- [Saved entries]

-------------------------

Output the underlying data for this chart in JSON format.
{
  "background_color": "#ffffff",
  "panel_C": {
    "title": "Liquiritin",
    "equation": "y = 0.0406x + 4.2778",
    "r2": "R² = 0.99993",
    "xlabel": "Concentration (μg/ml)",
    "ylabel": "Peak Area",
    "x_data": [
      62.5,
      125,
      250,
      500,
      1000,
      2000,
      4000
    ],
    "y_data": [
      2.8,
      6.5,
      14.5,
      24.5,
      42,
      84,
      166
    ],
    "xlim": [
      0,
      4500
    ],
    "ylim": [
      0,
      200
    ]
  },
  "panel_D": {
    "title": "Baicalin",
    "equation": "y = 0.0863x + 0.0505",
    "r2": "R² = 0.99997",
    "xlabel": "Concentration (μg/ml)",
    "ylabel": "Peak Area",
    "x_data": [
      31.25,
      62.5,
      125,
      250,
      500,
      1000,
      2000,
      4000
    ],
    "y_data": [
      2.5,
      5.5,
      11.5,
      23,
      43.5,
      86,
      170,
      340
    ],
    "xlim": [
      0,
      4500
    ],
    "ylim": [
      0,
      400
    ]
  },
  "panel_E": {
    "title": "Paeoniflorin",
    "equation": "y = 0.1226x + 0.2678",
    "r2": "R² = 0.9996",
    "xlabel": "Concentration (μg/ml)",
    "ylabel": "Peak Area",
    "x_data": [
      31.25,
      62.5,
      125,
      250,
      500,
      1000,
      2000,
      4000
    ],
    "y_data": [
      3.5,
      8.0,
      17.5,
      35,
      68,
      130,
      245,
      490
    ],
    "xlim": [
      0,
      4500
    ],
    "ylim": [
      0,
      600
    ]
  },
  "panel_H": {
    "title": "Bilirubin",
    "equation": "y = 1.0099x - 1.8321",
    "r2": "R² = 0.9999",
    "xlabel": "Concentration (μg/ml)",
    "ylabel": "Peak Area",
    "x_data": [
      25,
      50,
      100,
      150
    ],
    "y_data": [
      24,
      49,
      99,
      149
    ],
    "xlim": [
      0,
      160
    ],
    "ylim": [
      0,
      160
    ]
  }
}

-------------------------

- [Job] Would you give the material above again, complete and exact?

- [Response]
Output the underlying data for this chart in JSON format.
{
  "background_color": "#ffffff",
  "panel_C": {
    "title": "Liquiritin",
    "equation": "y = 0.0406x + 4.2778",
    "r2": "R² = 0.99993",
    "xlabel": "Concentration (μg/ml)",
    "ylabel": "Peak Area",
    "x_data": [
      62.5,
      125,
      250,
      500,
      1000,
      2000,
      4000
    ],
    "y_data": [
      2.8,
      6.5,
      14.5,
      24.5,
      42,
      84,
      166
    ],
    "xlim": [
      0,
      4500
    ],
    "ylim": [
      0,
      200
    ]
  },
  "panel_D": {
    "title": "Baicalin",
    "equation": "y = 0.0863x + 0.0505",
    "r2": "R² = 0.99997",
    "xlabel": "Concentration (μg/ml)",
    "ylabel": "Peak Area",
    "x_data": [
      31.25,
      62.5,
      125,
      250,
      500,
      1000,
      2000,
      4000
    ],
    "y_data": [
      2.5,
      5.5,
      11.5,
      23,
      43.5,
      86,
      170,
      340
    ],
    "xlim": [
      0,
      4500
    ],
    "ylim": [
      0,
      400
    ]
  },
  "panel_E": {
    "title": "Paeoniflorin",
    "equation": "y = 0.1226x + 0.2678",
    "r2": "R² = 0.9996",
    "xlabel": "Concentration (μg/ml)",
    "ylabel": "Peak Area",
    "x_data": [
      31.25,
      62.5,
      125,
      250,
      500,
      1000,
      2000,
      4000
    ],
    "y_data": [
      3.5,
      8.0,
      17.5,
      35,
      68,
      130,
      245,
      490
    ],
    "xlim": [
      0,
      4500
    ],
    "ylim": [
      0,
      600
    ]
  },
  "panel_H": {
    "title": "Bilirubin",
    "equation": "y = 1.0099x - 1.8321",
    "r2": "R² = 0.9999",
    "xlabel": "Concentration (μg/ml)",
    "ylabel": "Peak Area",
    "x_data": [
      25,
      50,
      100,
      150
    ],
    "y_data": [
      24,
      49,
      99,
      149
    ],
    "xlim": [
      0,
      160
    ],
    "ylim": [
      0,
      160
    ]
  }
}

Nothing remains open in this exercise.